[Data entries]
■ ■ ■ ■ ■

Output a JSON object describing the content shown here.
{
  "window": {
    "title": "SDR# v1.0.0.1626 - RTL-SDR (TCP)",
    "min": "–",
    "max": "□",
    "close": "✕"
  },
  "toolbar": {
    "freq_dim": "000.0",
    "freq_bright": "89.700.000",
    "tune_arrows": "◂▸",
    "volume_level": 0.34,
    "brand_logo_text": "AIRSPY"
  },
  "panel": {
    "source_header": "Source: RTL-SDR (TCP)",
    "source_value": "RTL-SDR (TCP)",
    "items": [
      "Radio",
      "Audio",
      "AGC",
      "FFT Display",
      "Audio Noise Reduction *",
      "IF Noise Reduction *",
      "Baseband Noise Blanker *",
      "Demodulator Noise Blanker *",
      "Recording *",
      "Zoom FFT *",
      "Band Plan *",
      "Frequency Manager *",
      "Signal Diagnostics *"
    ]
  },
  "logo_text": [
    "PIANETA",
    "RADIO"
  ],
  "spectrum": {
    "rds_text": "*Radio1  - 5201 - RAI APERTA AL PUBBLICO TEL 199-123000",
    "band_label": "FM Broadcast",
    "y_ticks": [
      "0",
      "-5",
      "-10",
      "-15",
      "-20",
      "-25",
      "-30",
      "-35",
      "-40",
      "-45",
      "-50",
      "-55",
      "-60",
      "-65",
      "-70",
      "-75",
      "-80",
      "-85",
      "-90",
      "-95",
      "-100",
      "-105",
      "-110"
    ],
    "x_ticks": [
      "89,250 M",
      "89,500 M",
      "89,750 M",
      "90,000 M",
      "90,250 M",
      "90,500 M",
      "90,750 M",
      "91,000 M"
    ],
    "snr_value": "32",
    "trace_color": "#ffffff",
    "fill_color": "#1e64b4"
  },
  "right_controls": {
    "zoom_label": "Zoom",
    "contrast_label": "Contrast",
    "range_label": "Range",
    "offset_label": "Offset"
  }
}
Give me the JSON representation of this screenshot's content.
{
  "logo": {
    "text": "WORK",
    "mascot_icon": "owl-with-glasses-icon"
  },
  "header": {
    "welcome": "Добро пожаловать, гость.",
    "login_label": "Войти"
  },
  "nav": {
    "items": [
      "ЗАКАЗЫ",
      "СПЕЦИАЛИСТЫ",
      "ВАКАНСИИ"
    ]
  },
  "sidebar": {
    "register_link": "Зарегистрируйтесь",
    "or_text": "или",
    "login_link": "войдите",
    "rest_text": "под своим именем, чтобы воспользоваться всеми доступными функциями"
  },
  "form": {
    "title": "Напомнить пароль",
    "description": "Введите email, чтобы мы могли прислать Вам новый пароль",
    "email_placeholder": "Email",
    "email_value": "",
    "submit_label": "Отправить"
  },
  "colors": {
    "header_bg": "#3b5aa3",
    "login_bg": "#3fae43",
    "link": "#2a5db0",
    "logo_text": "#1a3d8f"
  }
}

■ ■ ■ ■ ■

[WHAT YOU NEED TO DO] Retype the whole listing above exactly.

[RESULT]
Output a JSON object describing the content shown here.
{
  "window": {
    "title": "SDR# v1.0.0.1626 - RTL-SDR (TCP)",
    "min": "–",
    "max": "□",
    "close": "✕"
  },
  "toolbar": {
    "freq_dim": "000.0",
    "freq_bright": "89.700.000",
    "tune_arrows": "◂▸",
    "volume_level": 0.34,
    "brand_logo_text": "AIRSPY"
  },
  "panel": {
    "source_header": "Source: RTL-SDR (TCP)",
    "source_value": "RTL-SDR (TCP)",
    "items": [
      "Radio",
      "Audio",
      "AGC",
      "FFT Display",
      "Audio Noise Reduction *",
      "IF Noise Reduction *",
      "Baseband Noise Blanker *",
      "Demodulator Noise Blanker *",
      "Recording *",
      "Zoom FFT *",
      "Band Plan *",
      "Frequency Manager *",
      "Signal Diagnostics *"
    ]
  },
  "logo_text": [
    "PIANETA",
    "RADIO"
  ],
  "spectrum": {
    "rds_text": "*Radio1  - 5201 - RAI APERTA AL PUBBLICO TEL 199-123000",
    "band_label": "FM Broadcast",
    "y_ticks": [
      "0",
      "-5",
      "-10",
      "-15",
      "-20",
      "-25",
      "-30",
      "-35",
      "-40",
      "-45",
      "-50",
      "-55",
      "-60",
      "-65",
      "-70",
      "-75",
      "-80",
      "-85",
      "-90",
      "-95",
      "-100",
      "-105",
      "-110"
    ],
    "x_ticks": [
      "89,250 M",
      "89,500 M",
      "89,750 M",
      "90,000 M",
      "90,250 M",
      "90,500 M",
      "90,750 M",
      "91,000 M"
    ],
    "snr_value": "32",
    "trace_color": "#ffffff",
    "fill_color": "#1e64b4"
  },
  "right_controls": {
    "zoom_label": "Zoom",
    "contrast_label": "Contrast",
    "range_label": "Range",
    "offset_label": "Offset"
  }
}
Give me the JSON representation of this screenshot's content.
{
  "logo": {
    "text": "WORK",
    "mascot_icon": "owl-with-glasses-icon"
  },
  "header": {
    "welcome": "Добро пожаловать, гость.",
    "login_label": "Войти"
  },
  "nav": {
    "items": [
      "ЗАКАЗЫ",
      "СПЕЦИАЛИСТЫ",
      "ВАКАНСИИ"
    ]
  },
  "sidebar": {
    "register_link": "Зарегистрируйтесь",
    "or_text": "или",
    "login_link": "войдите",
    "rest_text": "под своим именем, чтобы воспользоваться всеми доступными функциями"
  },
  "form": {
    "title": "Напомнить пароль",
    "description": "Введите email, чтобы мы могли прислать Вам новый пароль",
    "email_placeholder": "Email",
    "email_value": "",
    "submit_label": "Отправить"
  },
  "colors": {
    "header_bg": "#3b5aa3",
    "login_bg": "#3fae43",
    "link": "#2a5db0",
    "logo_text": "#1a3d8f"
  }
}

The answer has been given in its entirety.